==== Dataset extract ====
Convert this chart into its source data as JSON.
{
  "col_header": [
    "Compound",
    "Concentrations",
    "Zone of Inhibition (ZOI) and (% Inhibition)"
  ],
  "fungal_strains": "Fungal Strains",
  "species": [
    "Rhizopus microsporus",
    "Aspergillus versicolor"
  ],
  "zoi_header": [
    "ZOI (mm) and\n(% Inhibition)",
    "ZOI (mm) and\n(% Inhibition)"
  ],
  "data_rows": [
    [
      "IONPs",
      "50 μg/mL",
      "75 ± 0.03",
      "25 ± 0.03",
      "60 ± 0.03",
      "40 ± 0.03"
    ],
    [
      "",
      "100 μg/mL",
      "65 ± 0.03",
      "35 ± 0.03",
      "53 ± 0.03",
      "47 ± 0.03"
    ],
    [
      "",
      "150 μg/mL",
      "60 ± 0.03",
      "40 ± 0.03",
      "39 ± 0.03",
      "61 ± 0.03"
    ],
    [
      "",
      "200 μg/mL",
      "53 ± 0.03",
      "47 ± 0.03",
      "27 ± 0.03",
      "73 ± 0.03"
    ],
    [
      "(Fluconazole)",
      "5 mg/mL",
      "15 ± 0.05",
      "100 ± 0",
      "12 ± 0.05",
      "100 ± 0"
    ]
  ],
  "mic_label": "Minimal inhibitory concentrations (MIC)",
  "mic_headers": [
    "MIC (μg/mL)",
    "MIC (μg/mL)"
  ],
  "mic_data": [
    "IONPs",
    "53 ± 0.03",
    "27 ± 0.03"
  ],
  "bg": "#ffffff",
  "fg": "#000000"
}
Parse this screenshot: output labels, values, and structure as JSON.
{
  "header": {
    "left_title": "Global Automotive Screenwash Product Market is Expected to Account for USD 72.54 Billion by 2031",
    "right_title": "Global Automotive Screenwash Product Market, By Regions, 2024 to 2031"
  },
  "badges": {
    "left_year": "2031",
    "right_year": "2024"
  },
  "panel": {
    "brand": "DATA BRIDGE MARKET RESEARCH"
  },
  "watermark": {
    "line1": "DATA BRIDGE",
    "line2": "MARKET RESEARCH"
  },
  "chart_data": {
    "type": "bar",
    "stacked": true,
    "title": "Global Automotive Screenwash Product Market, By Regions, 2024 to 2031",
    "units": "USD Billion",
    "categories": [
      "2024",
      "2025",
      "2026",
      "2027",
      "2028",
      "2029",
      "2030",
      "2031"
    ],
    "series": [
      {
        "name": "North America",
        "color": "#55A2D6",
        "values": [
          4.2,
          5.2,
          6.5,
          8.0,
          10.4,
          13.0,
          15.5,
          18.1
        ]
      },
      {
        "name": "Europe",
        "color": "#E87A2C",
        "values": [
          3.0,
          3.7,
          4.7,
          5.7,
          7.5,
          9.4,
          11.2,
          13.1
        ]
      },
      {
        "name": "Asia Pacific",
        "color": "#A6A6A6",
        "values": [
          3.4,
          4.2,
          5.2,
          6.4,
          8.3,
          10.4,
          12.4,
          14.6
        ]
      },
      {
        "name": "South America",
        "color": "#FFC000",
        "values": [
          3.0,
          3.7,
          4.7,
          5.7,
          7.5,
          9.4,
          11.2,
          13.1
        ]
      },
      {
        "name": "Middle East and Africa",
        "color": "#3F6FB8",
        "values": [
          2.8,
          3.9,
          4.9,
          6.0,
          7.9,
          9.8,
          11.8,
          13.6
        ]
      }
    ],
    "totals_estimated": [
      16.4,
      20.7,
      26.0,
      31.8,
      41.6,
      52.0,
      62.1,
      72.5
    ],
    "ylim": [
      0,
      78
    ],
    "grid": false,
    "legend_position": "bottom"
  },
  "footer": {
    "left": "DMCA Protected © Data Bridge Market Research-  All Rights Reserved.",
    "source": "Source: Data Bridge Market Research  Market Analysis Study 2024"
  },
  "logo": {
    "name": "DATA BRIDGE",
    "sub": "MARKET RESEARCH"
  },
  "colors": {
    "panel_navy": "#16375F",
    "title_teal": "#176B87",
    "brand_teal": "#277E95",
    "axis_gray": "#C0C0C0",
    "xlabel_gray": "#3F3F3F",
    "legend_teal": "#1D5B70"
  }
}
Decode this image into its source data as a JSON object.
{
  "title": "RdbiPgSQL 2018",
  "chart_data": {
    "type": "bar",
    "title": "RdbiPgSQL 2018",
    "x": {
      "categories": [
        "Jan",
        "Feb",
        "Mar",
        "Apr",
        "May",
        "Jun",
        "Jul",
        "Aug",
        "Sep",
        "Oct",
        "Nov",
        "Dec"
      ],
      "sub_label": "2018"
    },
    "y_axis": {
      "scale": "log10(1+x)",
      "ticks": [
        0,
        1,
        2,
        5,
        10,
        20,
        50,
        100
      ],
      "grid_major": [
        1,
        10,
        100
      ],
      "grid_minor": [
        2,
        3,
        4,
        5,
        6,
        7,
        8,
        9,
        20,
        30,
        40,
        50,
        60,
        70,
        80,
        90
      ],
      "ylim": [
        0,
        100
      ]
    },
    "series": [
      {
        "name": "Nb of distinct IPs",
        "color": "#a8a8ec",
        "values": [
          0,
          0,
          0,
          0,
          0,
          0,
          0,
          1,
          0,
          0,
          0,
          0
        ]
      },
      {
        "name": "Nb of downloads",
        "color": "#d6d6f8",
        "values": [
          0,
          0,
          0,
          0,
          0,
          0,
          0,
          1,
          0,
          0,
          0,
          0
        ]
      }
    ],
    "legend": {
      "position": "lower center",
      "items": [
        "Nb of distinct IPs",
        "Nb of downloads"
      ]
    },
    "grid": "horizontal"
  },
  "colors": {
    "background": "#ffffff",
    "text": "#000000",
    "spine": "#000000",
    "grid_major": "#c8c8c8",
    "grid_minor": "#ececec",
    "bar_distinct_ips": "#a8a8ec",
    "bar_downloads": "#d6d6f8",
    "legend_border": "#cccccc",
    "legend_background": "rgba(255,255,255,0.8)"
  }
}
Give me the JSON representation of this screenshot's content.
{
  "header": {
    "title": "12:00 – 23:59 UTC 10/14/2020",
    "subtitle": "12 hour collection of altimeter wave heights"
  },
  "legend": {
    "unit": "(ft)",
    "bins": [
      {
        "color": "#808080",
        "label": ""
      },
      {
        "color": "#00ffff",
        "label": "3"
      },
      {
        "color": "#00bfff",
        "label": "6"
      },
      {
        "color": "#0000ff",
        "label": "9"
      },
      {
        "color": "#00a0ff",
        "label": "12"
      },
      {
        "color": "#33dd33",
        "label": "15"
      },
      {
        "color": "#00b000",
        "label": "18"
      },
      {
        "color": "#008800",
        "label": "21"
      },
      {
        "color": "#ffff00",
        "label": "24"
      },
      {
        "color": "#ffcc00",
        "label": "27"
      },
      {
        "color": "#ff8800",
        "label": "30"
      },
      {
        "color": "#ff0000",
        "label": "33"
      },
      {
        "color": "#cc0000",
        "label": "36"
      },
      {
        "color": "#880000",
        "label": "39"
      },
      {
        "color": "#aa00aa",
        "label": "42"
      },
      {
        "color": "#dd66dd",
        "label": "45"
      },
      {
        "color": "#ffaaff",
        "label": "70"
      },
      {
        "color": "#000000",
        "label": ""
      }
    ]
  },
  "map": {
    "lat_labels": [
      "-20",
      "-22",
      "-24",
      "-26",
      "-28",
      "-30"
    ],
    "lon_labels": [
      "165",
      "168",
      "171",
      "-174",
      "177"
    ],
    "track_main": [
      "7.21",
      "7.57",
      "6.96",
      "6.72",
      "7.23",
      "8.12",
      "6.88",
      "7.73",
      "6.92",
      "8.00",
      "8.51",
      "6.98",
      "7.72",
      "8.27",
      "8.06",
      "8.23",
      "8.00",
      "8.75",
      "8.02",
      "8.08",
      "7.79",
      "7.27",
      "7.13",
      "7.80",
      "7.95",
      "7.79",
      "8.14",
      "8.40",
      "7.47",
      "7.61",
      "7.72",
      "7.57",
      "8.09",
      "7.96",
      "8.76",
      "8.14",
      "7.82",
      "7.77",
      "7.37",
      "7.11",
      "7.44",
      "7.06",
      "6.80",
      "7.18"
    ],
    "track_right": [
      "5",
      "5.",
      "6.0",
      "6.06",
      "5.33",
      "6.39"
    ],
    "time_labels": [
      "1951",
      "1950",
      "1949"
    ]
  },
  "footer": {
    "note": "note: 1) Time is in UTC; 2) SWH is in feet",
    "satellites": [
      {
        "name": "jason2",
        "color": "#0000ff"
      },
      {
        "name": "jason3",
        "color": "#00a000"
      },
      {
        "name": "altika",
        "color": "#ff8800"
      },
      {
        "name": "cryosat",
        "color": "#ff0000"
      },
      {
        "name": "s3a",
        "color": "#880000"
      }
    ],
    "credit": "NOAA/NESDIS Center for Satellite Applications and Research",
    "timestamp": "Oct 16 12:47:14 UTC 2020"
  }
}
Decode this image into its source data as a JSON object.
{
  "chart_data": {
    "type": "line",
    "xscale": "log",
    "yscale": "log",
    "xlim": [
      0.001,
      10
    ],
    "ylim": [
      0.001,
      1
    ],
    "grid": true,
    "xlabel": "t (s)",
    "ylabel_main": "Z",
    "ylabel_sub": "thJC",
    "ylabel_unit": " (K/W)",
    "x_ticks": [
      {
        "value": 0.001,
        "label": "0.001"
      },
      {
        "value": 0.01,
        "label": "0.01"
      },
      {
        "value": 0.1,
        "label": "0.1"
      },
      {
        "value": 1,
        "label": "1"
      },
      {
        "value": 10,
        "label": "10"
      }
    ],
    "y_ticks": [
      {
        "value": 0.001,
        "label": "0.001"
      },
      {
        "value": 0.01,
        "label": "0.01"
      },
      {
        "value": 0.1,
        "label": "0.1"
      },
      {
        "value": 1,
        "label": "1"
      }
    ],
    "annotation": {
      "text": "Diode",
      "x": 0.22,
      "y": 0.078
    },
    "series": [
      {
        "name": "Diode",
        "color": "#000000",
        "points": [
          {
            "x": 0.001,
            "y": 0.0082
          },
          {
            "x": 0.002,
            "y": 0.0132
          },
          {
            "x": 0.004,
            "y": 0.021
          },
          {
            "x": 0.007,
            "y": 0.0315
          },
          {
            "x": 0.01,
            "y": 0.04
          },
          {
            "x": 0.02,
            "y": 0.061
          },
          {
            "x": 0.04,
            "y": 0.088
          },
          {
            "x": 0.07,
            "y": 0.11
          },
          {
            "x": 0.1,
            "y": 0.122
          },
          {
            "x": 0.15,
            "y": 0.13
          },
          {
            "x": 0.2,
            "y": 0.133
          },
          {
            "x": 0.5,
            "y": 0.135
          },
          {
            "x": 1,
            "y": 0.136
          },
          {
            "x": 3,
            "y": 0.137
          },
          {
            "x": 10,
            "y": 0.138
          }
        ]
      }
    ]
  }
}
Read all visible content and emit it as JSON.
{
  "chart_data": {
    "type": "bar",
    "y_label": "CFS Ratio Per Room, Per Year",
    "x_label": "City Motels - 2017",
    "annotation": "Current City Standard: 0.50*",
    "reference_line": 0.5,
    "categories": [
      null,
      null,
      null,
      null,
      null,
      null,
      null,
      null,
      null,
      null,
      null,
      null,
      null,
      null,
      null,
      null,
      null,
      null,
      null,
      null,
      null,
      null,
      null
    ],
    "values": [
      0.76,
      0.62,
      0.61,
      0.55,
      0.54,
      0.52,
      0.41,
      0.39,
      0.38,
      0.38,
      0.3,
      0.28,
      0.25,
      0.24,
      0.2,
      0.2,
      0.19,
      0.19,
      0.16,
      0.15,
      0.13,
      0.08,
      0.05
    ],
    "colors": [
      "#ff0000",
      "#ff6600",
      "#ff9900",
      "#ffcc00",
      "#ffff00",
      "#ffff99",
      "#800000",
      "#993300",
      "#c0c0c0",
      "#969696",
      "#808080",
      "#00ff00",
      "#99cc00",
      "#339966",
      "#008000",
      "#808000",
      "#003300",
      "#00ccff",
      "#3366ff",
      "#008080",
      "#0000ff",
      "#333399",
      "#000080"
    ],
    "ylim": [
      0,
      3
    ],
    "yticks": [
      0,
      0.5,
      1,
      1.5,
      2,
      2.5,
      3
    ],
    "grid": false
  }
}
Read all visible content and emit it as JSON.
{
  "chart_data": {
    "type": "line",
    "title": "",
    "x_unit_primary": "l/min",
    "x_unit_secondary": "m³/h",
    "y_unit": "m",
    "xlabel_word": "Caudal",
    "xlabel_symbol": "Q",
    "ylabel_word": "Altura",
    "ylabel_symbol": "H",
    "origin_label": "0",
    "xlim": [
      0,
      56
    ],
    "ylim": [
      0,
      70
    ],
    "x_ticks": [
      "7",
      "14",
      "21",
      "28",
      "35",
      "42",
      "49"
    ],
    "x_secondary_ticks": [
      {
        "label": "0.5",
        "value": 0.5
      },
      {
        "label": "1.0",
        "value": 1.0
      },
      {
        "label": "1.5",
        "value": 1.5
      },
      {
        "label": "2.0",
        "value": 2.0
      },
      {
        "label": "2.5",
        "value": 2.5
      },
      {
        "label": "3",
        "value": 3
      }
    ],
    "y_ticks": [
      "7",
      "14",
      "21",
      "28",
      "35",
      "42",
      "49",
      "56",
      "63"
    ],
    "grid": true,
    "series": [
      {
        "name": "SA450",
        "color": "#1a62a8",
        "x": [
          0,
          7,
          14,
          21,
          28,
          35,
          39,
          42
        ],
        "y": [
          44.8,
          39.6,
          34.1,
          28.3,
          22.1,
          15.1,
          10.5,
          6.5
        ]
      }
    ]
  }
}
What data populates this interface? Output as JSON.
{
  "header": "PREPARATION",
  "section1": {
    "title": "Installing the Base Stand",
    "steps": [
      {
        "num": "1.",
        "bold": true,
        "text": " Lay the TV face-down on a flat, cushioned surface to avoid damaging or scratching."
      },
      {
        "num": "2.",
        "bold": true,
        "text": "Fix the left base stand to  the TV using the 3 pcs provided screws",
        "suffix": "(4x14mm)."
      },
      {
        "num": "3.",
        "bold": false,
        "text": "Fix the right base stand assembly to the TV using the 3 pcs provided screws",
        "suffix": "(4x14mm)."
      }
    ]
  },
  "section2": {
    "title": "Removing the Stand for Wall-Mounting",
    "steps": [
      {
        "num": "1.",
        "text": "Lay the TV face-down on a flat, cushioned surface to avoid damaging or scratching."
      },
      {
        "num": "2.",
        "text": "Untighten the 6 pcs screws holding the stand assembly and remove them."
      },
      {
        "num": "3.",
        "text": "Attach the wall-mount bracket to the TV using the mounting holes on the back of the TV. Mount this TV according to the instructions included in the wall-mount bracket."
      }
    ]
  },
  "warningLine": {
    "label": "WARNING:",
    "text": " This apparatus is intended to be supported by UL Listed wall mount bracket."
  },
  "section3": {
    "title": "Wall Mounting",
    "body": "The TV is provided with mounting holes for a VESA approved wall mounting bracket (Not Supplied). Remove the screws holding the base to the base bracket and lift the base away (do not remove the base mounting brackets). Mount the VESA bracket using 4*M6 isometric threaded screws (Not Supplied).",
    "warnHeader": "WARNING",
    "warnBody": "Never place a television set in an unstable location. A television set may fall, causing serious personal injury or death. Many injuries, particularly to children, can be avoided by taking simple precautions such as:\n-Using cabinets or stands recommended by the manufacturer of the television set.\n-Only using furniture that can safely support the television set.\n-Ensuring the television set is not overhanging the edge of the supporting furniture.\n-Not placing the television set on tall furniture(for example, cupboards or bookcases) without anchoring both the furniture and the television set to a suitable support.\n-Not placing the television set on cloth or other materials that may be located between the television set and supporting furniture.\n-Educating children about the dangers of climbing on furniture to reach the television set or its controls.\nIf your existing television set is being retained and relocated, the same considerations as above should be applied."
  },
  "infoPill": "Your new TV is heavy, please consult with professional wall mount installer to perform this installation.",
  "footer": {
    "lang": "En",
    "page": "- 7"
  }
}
====
▸ What is needed
Only lines with "annotation" are wanted here; list each of them.

▸ Response for this exercise
    "annotation": {
    "annotation": "Current City Standard: 0.50*",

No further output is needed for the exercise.